--- START OF Excerpted records ---

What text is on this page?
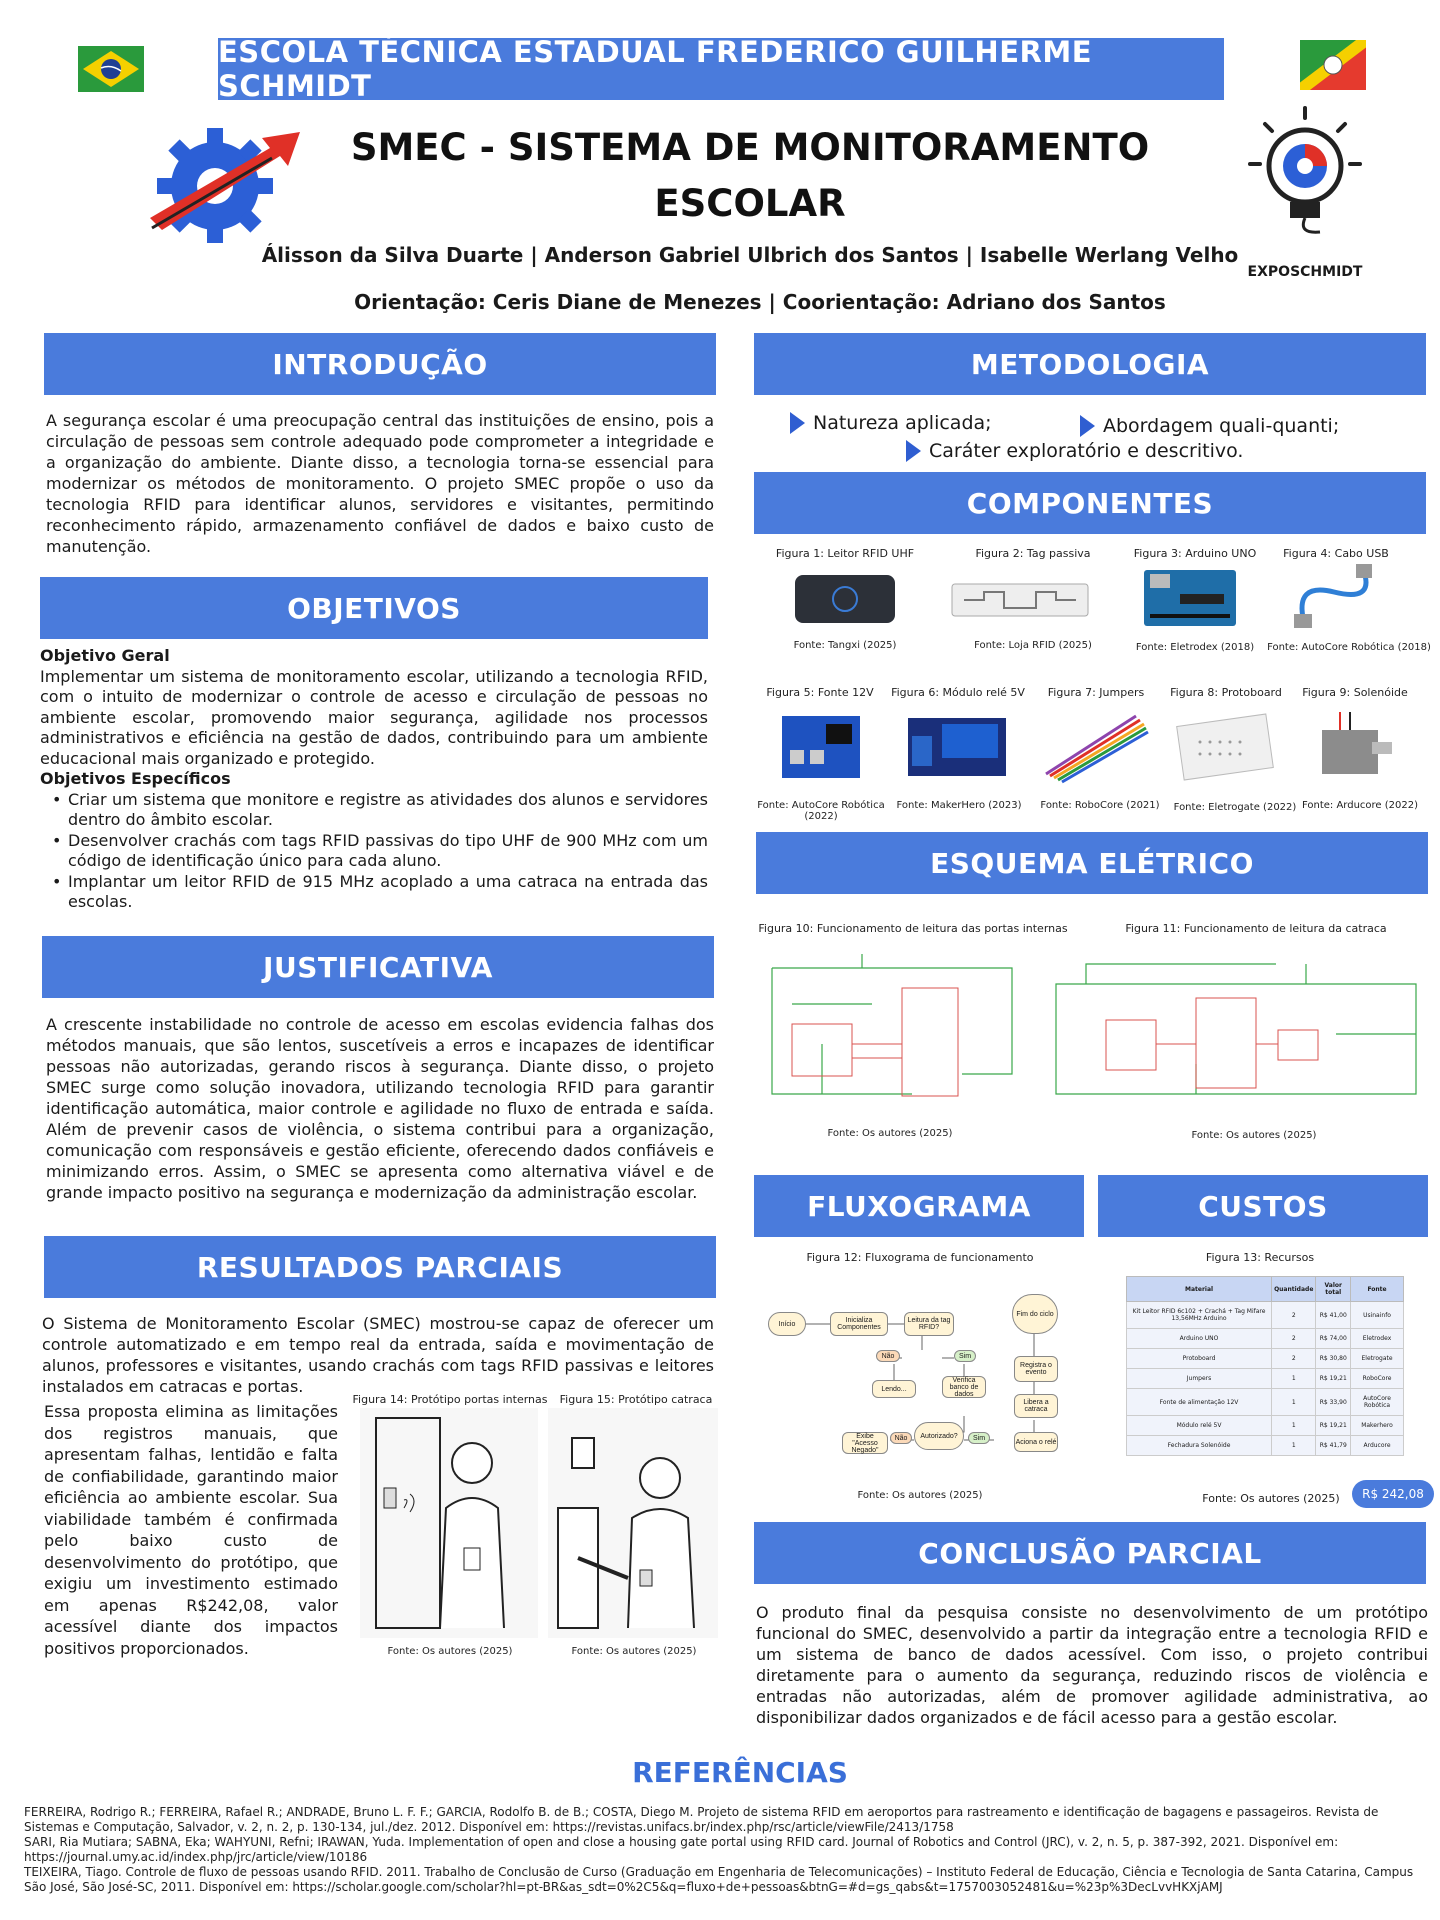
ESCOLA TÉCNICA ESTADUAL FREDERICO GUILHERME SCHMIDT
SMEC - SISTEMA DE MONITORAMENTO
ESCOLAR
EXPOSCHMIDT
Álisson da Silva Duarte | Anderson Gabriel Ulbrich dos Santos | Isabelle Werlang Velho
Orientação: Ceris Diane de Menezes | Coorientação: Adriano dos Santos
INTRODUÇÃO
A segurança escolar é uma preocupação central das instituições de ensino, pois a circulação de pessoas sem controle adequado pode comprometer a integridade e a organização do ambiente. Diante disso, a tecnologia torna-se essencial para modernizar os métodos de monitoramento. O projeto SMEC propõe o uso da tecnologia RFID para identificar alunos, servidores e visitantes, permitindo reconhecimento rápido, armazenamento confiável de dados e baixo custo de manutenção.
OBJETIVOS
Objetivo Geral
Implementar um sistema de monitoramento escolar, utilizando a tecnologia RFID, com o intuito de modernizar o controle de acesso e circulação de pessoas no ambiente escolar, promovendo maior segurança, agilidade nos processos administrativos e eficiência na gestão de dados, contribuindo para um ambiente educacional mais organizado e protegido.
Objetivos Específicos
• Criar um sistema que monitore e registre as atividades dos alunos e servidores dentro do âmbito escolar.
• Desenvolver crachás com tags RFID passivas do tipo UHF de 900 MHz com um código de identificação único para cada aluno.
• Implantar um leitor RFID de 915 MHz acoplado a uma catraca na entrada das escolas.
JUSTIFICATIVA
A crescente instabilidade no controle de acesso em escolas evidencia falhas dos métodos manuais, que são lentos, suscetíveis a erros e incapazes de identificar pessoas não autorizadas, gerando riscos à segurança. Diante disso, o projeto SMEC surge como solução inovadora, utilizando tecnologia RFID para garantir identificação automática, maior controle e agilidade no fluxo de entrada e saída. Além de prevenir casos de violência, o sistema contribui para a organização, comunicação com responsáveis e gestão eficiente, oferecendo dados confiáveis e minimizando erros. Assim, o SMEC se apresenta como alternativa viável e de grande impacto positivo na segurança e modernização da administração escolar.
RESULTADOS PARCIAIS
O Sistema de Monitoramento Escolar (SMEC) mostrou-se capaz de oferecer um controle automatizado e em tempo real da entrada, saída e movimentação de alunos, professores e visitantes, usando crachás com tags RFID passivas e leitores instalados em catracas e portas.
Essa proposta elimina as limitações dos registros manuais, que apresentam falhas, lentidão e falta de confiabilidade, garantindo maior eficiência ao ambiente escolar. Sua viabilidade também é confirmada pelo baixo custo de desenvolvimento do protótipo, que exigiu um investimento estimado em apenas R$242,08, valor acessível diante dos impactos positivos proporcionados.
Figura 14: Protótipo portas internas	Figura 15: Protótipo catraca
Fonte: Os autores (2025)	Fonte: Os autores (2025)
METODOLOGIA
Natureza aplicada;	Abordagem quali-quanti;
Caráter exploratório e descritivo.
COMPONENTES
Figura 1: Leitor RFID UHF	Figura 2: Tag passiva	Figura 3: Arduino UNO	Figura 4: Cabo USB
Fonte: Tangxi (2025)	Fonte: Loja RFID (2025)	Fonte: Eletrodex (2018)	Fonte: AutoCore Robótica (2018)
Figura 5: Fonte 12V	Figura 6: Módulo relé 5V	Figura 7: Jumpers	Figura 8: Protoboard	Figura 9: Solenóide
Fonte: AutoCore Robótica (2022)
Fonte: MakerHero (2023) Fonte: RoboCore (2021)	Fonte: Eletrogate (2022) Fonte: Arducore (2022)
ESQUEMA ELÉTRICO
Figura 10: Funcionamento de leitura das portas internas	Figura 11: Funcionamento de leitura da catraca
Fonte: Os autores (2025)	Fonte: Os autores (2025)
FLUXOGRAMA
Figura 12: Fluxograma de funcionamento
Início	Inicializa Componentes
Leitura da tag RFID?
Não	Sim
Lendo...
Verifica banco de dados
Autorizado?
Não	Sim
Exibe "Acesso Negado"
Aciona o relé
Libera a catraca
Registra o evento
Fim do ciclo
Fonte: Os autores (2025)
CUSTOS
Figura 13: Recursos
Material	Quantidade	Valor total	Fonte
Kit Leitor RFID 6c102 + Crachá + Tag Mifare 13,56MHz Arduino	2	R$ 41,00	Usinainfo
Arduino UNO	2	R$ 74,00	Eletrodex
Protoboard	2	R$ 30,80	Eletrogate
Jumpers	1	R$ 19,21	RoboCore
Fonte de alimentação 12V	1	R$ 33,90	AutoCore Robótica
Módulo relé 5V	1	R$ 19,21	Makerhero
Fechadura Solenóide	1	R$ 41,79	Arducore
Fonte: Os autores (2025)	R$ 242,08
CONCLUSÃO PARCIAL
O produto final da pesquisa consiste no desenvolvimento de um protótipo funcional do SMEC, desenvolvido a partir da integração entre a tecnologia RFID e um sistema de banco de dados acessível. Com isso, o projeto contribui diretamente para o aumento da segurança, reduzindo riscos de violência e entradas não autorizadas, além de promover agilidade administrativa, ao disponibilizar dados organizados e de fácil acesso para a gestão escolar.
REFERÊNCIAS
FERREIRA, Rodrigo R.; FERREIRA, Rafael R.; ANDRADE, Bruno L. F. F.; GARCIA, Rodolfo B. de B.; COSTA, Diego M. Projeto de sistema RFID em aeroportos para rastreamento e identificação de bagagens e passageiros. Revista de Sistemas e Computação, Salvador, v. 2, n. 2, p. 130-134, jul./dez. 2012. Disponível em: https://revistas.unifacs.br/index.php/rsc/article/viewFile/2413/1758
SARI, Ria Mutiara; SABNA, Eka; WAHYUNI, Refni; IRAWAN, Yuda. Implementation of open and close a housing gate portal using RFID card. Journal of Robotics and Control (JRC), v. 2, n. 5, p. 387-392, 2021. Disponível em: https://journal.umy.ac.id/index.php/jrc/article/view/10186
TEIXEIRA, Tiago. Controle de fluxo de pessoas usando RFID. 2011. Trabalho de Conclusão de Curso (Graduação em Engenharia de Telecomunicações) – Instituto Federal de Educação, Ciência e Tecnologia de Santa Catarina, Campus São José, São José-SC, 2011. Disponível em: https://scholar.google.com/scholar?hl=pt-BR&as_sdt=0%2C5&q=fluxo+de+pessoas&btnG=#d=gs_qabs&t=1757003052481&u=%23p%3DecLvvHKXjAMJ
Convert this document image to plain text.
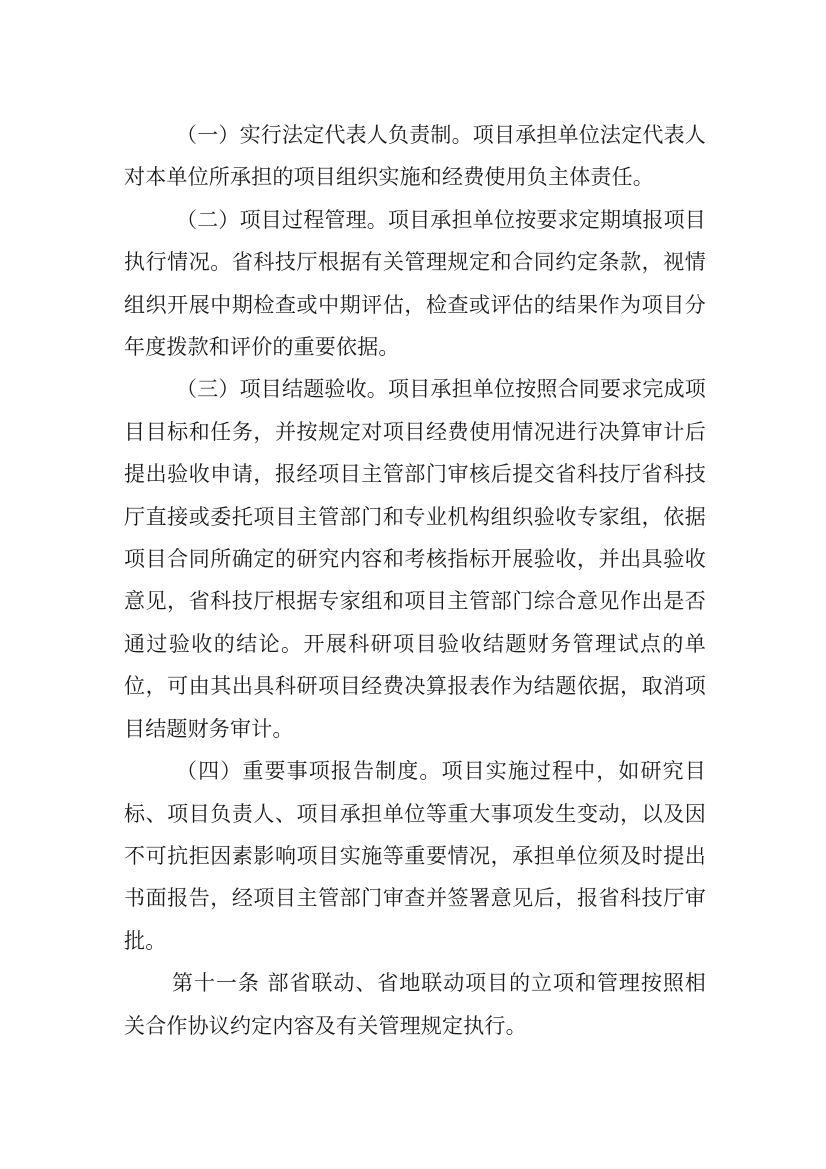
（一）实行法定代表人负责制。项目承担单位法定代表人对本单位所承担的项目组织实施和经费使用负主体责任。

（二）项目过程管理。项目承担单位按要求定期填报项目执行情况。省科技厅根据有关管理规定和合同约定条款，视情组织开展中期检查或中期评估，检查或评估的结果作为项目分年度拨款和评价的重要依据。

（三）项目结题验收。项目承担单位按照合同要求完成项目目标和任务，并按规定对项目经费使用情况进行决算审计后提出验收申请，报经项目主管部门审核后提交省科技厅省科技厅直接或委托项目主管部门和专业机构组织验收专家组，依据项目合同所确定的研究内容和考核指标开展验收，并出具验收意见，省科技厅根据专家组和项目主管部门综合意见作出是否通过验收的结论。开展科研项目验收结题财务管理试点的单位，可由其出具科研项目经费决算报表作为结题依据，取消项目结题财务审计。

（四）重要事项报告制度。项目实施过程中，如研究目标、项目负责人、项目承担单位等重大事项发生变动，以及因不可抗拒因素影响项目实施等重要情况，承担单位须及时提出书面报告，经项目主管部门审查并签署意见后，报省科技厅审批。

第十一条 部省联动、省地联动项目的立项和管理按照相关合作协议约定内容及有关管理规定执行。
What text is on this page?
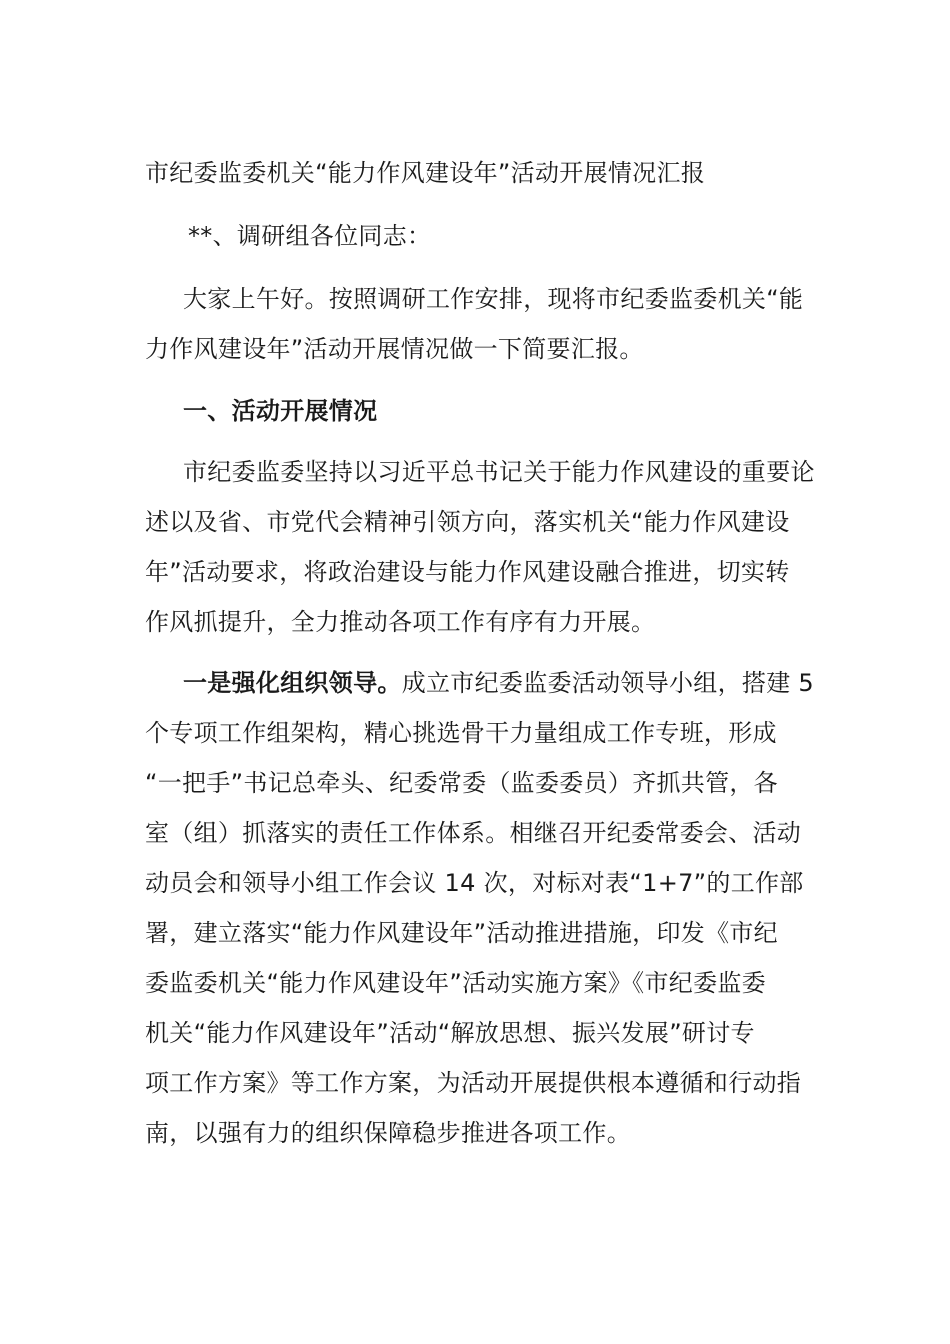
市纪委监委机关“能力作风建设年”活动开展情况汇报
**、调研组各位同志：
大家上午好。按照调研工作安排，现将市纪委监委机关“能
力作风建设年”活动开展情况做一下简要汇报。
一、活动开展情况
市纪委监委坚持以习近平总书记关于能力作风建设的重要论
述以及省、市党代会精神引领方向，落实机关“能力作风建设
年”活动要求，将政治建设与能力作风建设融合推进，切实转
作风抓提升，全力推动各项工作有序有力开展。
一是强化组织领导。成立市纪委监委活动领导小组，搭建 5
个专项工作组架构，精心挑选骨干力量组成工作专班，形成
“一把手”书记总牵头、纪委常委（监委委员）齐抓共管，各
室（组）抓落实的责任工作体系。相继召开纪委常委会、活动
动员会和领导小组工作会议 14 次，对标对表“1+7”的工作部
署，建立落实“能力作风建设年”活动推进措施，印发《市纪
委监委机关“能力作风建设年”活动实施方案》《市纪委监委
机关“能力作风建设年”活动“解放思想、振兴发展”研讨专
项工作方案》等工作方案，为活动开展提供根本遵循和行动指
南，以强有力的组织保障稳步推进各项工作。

--- END OF Excerpted records ---

Task brief
Write the number of lines containing the word "identificar" and nothing besides it.

Result
2